Stated task — Scan the listing below and copy every line holding "рентабельность".

######

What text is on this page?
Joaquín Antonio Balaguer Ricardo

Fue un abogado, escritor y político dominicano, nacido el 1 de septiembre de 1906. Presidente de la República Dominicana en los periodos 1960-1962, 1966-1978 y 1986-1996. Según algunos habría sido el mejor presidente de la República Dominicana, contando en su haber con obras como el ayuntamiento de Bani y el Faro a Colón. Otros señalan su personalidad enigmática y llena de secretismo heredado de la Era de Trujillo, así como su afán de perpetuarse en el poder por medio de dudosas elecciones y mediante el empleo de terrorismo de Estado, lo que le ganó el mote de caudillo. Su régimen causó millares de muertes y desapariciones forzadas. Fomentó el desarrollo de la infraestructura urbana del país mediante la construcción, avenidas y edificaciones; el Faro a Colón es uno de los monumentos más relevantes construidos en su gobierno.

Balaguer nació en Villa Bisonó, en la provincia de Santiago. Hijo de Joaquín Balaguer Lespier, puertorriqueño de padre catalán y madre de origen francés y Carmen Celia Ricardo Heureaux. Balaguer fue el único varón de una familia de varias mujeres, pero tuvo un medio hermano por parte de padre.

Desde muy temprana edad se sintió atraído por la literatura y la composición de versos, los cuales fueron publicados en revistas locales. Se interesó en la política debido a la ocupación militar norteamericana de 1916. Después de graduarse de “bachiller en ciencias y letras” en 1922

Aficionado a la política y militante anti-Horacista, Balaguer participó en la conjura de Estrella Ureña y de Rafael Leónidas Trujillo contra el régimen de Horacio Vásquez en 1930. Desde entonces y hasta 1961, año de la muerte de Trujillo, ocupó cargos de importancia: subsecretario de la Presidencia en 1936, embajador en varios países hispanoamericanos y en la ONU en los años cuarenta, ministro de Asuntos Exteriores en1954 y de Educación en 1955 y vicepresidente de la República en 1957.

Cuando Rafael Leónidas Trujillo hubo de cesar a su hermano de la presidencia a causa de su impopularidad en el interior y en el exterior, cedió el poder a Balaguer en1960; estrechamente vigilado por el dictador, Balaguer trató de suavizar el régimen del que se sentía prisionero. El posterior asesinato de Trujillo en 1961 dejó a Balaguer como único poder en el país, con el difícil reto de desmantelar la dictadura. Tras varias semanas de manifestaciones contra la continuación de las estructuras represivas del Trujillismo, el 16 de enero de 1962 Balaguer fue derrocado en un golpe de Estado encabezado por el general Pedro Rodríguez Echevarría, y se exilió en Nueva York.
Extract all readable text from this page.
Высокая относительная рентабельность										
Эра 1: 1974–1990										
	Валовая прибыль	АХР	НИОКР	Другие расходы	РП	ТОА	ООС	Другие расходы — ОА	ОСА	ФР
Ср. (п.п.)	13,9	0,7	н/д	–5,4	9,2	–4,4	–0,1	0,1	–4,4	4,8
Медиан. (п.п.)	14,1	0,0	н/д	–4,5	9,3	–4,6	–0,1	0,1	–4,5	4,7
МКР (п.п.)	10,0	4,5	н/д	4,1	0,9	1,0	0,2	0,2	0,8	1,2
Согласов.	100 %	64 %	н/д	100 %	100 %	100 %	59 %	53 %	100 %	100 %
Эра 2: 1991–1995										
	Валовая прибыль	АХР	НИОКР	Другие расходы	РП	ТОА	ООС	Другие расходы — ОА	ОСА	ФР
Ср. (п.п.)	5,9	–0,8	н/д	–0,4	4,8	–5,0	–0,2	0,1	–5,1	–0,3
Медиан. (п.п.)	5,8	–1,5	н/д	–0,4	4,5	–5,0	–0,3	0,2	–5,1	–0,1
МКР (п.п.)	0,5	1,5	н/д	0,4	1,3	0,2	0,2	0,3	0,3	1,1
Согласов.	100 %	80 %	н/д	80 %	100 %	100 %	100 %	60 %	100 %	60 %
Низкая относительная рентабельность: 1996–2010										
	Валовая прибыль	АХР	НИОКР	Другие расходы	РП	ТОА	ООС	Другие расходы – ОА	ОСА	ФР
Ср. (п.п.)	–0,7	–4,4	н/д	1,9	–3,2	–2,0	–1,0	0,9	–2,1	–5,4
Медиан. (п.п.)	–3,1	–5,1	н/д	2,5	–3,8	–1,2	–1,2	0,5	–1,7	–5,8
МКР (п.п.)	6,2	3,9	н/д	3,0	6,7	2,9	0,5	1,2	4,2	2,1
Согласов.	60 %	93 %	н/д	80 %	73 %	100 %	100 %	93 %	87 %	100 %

######

Full solution —
Высокая относительная рентабельность										
Низкая относительная рентабельность: 1996–2010										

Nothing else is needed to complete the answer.